begin Dataset content
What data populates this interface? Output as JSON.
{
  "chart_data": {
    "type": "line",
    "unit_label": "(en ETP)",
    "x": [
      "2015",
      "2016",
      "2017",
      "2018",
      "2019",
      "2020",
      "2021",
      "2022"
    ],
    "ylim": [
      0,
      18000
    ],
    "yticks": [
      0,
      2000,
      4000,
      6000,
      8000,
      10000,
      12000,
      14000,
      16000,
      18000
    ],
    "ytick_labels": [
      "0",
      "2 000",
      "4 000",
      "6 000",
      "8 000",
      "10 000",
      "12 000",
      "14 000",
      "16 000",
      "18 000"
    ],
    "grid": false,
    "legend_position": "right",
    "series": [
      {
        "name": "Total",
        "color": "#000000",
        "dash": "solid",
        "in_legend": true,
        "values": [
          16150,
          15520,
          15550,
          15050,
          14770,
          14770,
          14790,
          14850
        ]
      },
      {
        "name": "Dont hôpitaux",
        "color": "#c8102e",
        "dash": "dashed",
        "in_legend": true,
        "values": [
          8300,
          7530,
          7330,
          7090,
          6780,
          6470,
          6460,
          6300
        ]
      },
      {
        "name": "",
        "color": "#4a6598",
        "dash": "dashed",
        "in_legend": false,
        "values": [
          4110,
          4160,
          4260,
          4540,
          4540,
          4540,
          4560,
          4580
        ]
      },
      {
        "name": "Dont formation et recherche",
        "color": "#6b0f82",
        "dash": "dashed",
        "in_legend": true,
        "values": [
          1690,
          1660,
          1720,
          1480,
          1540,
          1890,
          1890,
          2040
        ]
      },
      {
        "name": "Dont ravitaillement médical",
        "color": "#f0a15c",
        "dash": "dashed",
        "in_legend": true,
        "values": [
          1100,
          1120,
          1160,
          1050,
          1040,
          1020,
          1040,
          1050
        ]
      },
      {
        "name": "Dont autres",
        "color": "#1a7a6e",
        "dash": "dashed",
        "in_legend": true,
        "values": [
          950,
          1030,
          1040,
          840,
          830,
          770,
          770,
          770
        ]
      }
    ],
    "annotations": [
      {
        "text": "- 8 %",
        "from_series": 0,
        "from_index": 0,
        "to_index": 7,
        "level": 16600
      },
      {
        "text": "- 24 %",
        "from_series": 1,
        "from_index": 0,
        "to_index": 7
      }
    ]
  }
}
end Dataset content
Repeat the listing in full, keeping every line exactly as it is.

What data populates this interface? Output as JSON.
{
  "chart_data": {
    "type": "line",
    "unit_label": "(en ETP)",
    "x": [
      "2015",
      "2016",
      "2017",
      "2018",
      "2019",
      "2020",
      "2021",
      "2022"
    ],
    "ylim": [
      0,
      18000
    ],
    "yticks": [
      0,
      2000,
      4000,
      6000,
      8000,
      10000,
      12000,
      14000,
      16000,
      18000
    ],
    "ytick_labels": [
      "0",
      "2 000",
      "4 000",
      "6 000",
      "8 000",
      "10 000",
      "12 000",
      "14 000",
      "16 000",
      "18 000"
    ],
    "grid": false,
    "legend_position": "right",
    "series": [
      {
        "name": "Total",
        "color": "#000000",
        "dash": "solid",
        "in_legend": true,
        "values": [
          16150,
          15520,
          15550,
          15050,
          14770,
          14770,
          14790,
          14850
        ]
      },
      {
        "name": "Dont hôpitaux",
        "color": "#c8102e",
        "dash": "dashed",
        "in_legend": true,
        "values": [
          8300,
          7530,
          7330,
          7090,
          6780,
          6470,
          6460,
          6300
        ]
      },
      {
        "name": "",
        "color": "#4a6598",
        "dash": "dashed",
        "in_legend": false,
        "values": [
          4110,
          4160,
          4260,
          4540,
          4540,
          4540,
          4560,
          4580
        ]
      },
      {
        "name": "Dont formation et recherche",
        "color": "#6b0f82",
        "dash": "dashed",
        "in_legend": true,
        "values": [
          1690,
          1660,
          1720,
          1480,
          1540,
          1890,
          1890,
          2040
        ]
      },
      {
        "name": "Dont ravitaillement médical",
        "color": "#f0a15c",
        "dash": "dashed",
        "in_legend": true,
        "values": [
          1100,
          1120,
          1160,
          1050,
          1040,
          1020,
          1040,
          1050
        ]
      },
      {
        "name": "Dont autres",
        "color": "#1a7a6e",
        "dash": "dashed",
        "in_legend": true,
        "values": [
          950,
          1030,
          1040,
          840,
          830,
          770,
          770,
          770
        ]
      }
    ],
    "annotations": [
      {
        "text": "- 8 %",
        "from_series": 0,
        "from_index": 0,
        "to_index": 7,
        "level": 16600
      },
      {
        "text": "- 24 %",
        "from_series": 1,
        "from_index": 0,
        "to_index": 7
      }
    ]
  }
}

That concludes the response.